■ Given task ■
With the images removed, repeat the data below exactly.
[START Information given]
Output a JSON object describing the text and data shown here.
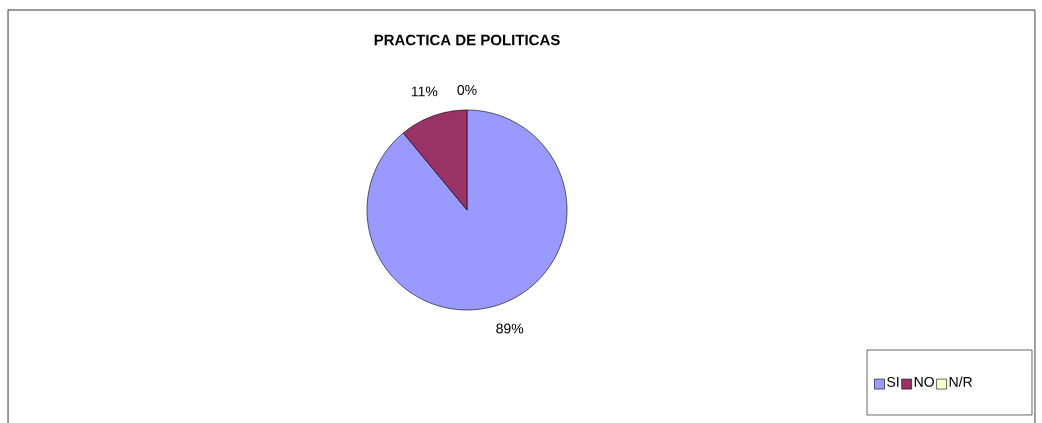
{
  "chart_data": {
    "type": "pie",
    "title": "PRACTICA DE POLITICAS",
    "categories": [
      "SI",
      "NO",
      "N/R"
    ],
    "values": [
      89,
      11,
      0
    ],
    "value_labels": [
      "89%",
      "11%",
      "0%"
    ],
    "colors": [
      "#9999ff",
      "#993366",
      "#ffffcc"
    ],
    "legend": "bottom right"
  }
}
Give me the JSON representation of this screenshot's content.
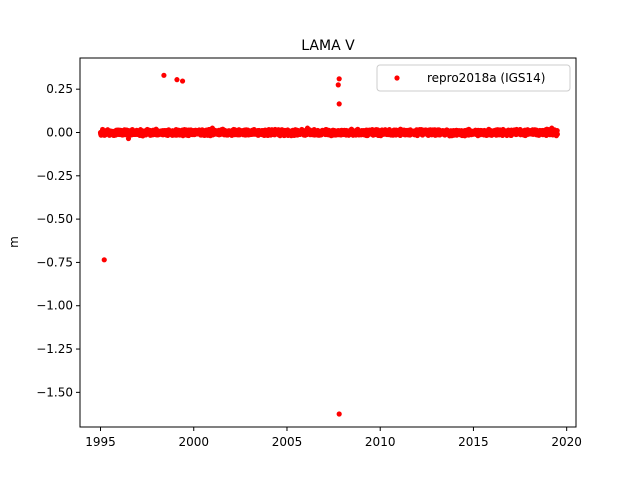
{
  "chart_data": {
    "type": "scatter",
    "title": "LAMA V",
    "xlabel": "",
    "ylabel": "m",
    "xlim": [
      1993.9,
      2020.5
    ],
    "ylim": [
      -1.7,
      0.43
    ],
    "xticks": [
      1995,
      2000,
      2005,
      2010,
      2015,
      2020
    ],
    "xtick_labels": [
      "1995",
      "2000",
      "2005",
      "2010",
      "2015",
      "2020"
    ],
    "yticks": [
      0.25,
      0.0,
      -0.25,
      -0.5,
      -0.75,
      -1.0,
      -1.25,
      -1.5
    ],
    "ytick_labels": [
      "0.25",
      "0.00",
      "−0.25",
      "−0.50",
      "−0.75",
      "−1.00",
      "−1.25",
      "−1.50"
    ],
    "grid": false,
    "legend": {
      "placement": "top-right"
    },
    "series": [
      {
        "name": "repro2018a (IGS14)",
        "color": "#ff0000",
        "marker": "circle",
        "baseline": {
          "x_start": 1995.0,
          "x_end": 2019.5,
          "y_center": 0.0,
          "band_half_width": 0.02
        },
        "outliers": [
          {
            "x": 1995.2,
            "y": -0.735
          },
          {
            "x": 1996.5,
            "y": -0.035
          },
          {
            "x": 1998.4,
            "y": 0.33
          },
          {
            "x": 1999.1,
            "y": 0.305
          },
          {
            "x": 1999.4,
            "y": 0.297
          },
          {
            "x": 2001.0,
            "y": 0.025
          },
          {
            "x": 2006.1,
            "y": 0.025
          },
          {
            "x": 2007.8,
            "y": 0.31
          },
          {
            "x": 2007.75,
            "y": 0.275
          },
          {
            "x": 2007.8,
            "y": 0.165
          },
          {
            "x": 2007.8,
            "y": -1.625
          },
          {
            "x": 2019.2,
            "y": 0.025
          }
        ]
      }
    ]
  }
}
[END Information given]
■ The response ■
Output a JSON object describing the text and data shown here.
{
  "chart_data": {
    "type": "pie",
    "title": "PRACTICA DE POLITICAS",
    "categories": [
      "SI",
      "NO",
      "N/R"
    ],
    "values": [
      89,
      11,
      0
    ],
    "value_labels": [
      "89%",
      "11%",
      "0%"
    ],
    "colors": [
      "#9999ff",
      "#993366",
      "#ffffcc"
    ],
    "legend": "bottom right"
  }
}
Give me the JSON representation of this screenshot's content.
{
  "chart_data": {
    "type": "scatter",
    "title": "LAMA V",
    "xlabel": "",
    "ylabel": "m",
    "xlim": [
      1993.9,
      2020.5
    ],
    "ylim": [
      -1.7,
      0.43
    ],
    "xticks": [
      1995,
      2000,
      2005,
      2010,
      2015,
      2020
    ],
    "xtick_labels": [
      "1995",
      "2000",
      "2005",
      "2010",
      "2015",
      "2020"
    ],
    "yticks": [
      0.25,
      0.0,
      -0.25,
      -0.5,
      -0.75,
      -1.0,
      -1.25,
      -1.5
    ],
    "ytick_labels": [
      "0.25",
      "0.00",
      "−0.25",
      "−0.50",
      "−0.75",
      "−1.00",
      "−1.25",
      "−1.50"
    ],
    "grid": false,
    "legend": {
      "placement": "top-right"
    },
    "series": [
      {
        "name": "repro2018a (IGS14)",
        "color": "#ff0000",
        "marker": "circle",
        "baseline": {
          "x_start": 1995.0,
          "x_end": 2019.5,
          "y_center": 0.0,
          "band_half_width": 0.02
        },
        "outliers": [
          {
            "x": 1995.2,
            "y": -0.735
          },
          {
            "x": 1996.5,
            "y": -0.035
          },
          {
            "x": 1998.4,
            "y": 0.33
          },
          {
            "x": 1999.1,
            "y": 0.305
          },
          {
            "x": 1999.4,
            "y": 0.297
          },
          {
            "x": 2001.0,
            "y": 0.025
          },
          {
            "x": 2006.1,
            "y": 0.025
          },
          {
            "x": 2007.8,
            "y": 0.31
          },
          {
            "x": 2007.75,
            "y": 0.275
          },
          {
            "x": 2007.8,
            "y": 0.165
          },
          {
            "x": 2007.8,
            "y": -1.625
          },
          {
            "x": 2019.2,
            "y": 0.025
          }
        ]
      }
    ]
  }
}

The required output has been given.